— Start of Records provided —

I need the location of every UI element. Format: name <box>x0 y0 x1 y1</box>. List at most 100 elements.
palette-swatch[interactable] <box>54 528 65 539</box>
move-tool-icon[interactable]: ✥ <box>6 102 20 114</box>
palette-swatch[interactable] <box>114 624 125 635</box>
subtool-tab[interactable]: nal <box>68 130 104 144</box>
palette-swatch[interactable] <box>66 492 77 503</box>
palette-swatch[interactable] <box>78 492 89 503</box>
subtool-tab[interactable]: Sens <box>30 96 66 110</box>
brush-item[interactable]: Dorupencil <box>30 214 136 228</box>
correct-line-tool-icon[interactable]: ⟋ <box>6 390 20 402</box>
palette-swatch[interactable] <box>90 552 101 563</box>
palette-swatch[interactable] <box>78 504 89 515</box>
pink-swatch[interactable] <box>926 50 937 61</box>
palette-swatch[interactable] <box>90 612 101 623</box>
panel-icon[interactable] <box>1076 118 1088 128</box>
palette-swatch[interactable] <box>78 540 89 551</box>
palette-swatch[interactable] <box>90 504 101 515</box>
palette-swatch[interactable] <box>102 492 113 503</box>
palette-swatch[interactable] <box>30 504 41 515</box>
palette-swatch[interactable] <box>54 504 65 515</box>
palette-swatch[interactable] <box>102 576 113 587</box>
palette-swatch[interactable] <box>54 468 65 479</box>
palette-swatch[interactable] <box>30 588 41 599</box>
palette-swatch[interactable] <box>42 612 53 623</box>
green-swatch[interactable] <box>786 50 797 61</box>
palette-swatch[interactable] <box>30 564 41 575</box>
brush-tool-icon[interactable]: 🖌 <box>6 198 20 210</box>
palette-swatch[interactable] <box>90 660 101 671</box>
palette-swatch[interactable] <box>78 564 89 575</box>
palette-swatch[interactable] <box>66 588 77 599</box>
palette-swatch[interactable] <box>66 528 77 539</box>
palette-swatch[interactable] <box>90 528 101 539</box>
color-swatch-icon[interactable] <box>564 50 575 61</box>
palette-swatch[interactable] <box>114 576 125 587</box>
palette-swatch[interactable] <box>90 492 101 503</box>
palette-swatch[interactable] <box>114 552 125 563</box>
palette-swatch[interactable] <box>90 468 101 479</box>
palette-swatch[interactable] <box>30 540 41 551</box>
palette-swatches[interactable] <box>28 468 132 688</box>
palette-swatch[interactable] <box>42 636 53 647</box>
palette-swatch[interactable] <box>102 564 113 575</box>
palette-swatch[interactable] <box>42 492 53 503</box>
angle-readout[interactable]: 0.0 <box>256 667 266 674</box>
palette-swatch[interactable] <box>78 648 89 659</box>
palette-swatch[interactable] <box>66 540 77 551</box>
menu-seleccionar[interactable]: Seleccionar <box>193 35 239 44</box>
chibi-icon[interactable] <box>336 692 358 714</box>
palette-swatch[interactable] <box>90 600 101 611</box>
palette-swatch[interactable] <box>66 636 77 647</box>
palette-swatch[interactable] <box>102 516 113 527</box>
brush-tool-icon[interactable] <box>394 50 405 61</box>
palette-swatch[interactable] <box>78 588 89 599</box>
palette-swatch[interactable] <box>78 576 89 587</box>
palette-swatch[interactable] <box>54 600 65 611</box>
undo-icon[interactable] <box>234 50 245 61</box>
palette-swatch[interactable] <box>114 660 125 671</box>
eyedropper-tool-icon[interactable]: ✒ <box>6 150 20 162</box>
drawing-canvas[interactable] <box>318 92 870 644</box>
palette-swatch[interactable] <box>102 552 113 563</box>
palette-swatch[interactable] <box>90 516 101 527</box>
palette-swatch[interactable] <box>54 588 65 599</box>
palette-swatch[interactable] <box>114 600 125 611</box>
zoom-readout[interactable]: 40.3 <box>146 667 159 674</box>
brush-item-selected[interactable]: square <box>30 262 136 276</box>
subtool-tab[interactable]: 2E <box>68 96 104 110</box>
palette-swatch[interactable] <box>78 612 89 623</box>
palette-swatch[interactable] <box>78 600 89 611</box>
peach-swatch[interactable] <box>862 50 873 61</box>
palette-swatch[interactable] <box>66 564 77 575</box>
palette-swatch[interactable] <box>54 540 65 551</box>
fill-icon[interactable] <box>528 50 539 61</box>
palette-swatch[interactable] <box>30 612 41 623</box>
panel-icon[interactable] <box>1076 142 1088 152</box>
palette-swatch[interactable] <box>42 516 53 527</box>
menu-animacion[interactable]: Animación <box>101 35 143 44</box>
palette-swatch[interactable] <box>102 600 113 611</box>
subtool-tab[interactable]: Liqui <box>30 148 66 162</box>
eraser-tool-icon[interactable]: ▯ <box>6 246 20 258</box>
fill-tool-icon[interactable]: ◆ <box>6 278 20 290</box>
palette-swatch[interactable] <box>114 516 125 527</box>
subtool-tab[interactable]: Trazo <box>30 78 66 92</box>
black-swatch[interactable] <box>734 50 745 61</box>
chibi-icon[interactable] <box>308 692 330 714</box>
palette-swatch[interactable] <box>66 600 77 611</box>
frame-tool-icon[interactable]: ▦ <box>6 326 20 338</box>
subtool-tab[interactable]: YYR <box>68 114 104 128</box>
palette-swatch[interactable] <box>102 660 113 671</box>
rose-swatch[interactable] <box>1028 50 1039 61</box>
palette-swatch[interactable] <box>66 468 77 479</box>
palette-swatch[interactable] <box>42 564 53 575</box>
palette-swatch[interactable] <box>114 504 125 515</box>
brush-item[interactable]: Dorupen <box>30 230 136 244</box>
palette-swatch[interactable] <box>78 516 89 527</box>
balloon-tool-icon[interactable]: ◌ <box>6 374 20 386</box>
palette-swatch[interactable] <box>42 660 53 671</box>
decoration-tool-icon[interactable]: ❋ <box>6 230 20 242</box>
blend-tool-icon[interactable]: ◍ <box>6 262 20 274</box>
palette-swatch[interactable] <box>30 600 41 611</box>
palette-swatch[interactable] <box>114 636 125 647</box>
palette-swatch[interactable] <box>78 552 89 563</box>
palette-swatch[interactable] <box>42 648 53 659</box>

— End of Records provided —

### Written task
Copy out the rows character for character, starting with the first one and going on through the line with "palette-swatches[interactable] <box>28 468", including both of those lines.

### Answer for this exercise
I need the location of every UI element. Format: name <box>x0 y0 x1 y1</box>. List at most 100 elements.
palette-swatch[interactable] <box>54 528 65 539</box>
move-tool-icon[interactable]: ✥ <box>6 102 20 114</box>
palette-swatch[interactable] <box>114 624 125 635</box>
subtool-tab[interactable]: nal <box>68 130 104 144</box>
palette-swatch[interactable] <box>66 492 77 503</box>
palette-swatch[interactable] <box>78 492 89 503</box>
subtool-tab[interactable]: Sens <box>30 96 66 110</box>
brush-item[interactable]: Dorupencil <box>30 214 136 228</box>
correct-line-tool-icon[interactable]: ⟋ <box>6 390 20 402</box>
palette-swatch[interactable] <box>90 552 101 563</box>
palette-swatch[interactable] <box>78 504 89 515</box>
pink-swatch[interactable] <box>926 50 937 61</box>
palette-swatch[interactable] <box>90 612 101 623</box>
panel-icon[interactable] <box>1076 118 1088 128</box>
palette-swatch[interactable] <box>78 540 89 551</box>
palette-swatch[interactable] <box>90 504 101 515</box>
palette-swatch[interactable] <box>102 492 113 503</box>
palette-swatch[interactable] <box>30 504 41 515</box>
palette-swatch[interactable] <box>54 504 65 515</box>
palette-swatch[interactable] <box>102 576 113 587</box>
palette-swatch[interactable] <box>54 468 65 479</box>
palette-swatch[interactable] <box>30 588 41 599</box>
palette-swatch[interactable] <box>42 612 53 623</box>
green-swatch[interactable] <box>786 50 797 61</box>
palette-swatch[interactable] <box>30 564 41 575</box>
brush-tool-icon[interactable]: 🖌 <box>6 198 20 210</box>
palette-swatch[interactable] <box>90 660 101 671</box>
palette-swatch[interactable] <box>78 564 89 575</box>
palette-swatch[interactable] <box>66 588 77 599</box>
palette-swatch[interactable] <box>66 528 77 539</box>
palette-swatch[interactable] <box>90 528 101 539</box>
color-swatch-icon[interactable] <box>564 50 575 61</box>
palette-swatch[interactable] <box>114 576 125 587</box>
palette-swatch[interactable] <box>90 492 101 503</box>
palette-swatch[interactable] <box>114 552 125 563</box>
palette-swatch[interactable] <box>90 468 101 479</box>
palette-swatch[interactable] <box>30 540 41 551</box>
palette-swatches[interactable] <box>28 468 132 688</box>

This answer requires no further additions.